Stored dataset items
● ● ● ● ●

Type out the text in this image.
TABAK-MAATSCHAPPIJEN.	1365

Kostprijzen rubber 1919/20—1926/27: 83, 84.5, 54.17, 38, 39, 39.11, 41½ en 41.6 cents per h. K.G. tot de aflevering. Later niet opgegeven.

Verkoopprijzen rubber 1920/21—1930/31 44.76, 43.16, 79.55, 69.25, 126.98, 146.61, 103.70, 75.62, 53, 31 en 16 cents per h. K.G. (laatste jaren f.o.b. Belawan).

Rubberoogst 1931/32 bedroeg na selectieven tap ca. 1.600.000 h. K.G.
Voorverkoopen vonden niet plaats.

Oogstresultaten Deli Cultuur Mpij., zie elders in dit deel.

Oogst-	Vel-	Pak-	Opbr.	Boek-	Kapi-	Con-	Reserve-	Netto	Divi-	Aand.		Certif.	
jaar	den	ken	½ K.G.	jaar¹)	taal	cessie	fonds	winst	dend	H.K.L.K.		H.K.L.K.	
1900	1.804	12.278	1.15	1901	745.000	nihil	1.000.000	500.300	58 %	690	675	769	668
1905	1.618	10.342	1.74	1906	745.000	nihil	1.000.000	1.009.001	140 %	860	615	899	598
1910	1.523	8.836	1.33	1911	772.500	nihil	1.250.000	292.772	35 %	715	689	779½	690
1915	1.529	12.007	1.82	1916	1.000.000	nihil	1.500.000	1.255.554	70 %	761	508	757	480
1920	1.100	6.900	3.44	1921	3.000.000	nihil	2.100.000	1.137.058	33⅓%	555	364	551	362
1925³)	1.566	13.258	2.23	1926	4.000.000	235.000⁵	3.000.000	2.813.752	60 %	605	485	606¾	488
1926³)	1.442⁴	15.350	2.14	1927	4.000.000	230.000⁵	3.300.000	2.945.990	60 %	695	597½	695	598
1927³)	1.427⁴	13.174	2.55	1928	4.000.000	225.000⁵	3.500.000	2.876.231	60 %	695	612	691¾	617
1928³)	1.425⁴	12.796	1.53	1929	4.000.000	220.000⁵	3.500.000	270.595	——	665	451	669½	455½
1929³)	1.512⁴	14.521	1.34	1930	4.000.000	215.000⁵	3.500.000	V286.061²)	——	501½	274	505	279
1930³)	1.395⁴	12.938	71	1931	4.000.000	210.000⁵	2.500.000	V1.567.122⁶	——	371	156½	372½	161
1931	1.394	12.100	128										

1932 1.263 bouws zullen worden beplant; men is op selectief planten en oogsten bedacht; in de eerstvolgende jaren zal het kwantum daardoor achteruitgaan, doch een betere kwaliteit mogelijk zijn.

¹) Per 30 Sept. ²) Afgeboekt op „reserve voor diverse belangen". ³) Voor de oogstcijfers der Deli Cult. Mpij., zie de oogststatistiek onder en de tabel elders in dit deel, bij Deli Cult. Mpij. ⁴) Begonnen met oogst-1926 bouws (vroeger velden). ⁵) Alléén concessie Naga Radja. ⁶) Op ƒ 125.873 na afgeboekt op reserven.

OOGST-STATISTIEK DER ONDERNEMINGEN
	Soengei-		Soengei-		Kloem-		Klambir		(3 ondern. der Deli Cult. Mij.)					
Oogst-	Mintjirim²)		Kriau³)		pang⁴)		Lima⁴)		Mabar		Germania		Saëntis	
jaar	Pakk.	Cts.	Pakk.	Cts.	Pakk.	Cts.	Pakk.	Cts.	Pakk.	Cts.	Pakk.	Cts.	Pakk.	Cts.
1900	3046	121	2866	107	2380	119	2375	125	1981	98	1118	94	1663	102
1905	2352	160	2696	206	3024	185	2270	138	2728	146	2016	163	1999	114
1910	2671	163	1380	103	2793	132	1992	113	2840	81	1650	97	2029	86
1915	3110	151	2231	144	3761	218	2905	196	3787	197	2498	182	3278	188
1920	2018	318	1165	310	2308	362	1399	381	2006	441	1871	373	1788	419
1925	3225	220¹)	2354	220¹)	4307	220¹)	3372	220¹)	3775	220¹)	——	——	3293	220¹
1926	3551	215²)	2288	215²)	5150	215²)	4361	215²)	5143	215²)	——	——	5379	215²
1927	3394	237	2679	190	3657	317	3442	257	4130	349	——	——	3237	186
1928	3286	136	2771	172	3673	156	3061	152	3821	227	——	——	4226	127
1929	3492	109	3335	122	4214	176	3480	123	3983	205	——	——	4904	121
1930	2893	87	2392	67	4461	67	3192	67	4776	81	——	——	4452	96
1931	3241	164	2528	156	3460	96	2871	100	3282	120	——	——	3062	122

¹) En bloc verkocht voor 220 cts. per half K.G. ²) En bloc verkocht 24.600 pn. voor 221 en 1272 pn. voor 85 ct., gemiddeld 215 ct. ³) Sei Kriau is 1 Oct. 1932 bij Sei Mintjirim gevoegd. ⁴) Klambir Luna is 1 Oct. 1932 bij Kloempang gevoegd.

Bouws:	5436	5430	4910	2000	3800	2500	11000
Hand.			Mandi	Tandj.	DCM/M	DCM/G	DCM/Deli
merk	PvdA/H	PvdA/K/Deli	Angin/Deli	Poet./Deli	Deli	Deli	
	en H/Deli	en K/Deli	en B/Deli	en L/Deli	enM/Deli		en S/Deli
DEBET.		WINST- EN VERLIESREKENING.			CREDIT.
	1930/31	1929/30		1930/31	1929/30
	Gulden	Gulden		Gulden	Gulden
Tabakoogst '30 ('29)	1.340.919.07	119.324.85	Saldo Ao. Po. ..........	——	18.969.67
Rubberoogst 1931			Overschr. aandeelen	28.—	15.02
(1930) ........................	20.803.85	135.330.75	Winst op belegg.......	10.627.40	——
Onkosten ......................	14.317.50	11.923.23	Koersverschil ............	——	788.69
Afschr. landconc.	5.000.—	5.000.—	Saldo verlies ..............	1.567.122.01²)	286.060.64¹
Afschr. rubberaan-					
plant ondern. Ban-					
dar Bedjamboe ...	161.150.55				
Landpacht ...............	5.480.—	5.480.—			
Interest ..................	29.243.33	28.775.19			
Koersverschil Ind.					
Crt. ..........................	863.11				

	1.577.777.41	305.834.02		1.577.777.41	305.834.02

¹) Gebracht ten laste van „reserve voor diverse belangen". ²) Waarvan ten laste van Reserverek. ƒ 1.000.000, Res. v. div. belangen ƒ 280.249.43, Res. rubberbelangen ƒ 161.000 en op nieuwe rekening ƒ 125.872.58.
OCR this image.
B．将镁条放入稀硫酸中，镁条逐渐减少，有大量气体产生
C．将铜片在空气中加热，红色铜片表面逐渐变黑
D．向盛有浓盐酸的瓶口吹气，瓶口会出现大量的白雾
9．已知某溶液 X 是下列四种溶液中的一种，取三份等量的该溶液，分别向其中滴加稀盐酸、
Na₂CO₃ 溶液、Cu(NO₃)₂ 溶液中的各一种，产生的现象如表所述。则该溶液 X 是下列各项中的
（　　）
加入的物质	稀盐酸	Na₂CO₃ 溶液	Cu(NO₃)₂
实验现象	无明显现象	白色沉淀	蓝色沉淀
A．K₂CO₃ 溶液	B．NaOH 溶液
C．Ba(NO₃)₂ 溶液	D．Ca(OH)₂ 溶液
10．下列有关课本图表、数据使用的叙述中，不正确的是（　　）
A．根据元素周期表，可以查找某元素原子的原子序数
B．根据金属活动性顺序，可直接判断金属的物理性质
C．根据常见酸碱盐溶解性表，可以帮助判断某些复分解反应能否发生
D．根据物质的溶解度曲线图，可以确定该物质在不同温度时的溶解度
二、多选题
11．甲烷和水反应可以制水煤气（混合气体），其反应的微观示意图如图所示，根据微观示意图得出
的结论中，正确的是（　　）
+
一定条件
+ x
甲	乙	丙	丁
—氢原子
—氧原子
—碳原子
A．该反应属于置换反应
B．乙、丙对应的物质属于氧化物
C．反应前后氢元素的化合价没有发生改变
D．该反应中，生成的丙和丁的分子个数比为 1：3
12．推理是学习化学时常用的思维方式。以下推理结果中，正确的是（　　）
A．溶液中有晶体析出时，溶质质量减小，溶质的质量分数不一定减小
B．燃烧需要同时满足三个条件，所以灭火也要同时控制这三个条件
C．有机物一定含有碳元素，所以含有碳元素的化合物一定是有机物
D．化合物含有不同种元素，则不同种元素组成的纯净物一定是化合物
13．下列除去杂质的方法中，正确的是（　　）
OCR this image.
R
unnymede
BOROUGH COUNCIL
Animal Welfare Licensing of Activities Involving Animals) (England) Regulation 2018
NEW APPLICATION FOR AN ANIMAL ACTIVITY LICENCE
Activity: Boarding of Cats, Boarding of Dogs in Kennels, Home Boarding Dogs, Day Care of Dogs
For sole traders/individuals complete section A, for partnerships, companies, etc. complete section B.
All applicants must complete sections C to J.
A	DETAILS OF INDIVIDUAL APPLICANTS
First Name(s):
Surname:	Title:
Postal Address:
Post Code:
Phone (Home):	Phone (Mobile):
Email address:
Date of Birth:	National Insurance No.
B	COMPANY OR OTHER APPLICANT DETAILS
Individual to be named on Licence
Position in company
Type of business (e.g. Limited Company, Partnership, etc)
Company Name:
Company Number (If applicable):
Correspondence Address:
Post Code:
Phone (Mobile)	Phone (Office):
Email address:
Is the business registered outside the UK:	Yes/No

● ● ● ● ●

## [TASK GOAL]
Show the lines that mention the word "Deli".

## [REPLY TO THE EXERCISE]
Oogstresultaten Deli Cultuur Mpij., zie elders in dit deel.
¹) Per 30 Sept. ²) Afgeboekt op „reserve voor diverse belangen". ³) Voor de oogstcijfers der Deli Cult. Mpij., zie de oogststatistiek onder en de tabel elders in dit deel, bij Deli Cult. Mpij. ⁴) Begonnen met oogst-1926 bouws (vroeger velden). ⁵) Alléén concessie Naga Radja. ⁶) Op ƒ 125.873 na afgeboekt op reserven.
	Soengei-		Soengei-		Kloem-		Klambir		(3 ondern. der Deli Cult. Mij.)					
Hand.			Mandi	Tandj.	DCM/M	DCM/G	DCM/Deli
merk	PvdA/H	PvdA/K/Deli	Angin/Deli	Poet./Deli	Deli	Deli	
	en H/Deli	en K/Deli	en B/Deli	en L/Deli	enM/Deli		en S/Deli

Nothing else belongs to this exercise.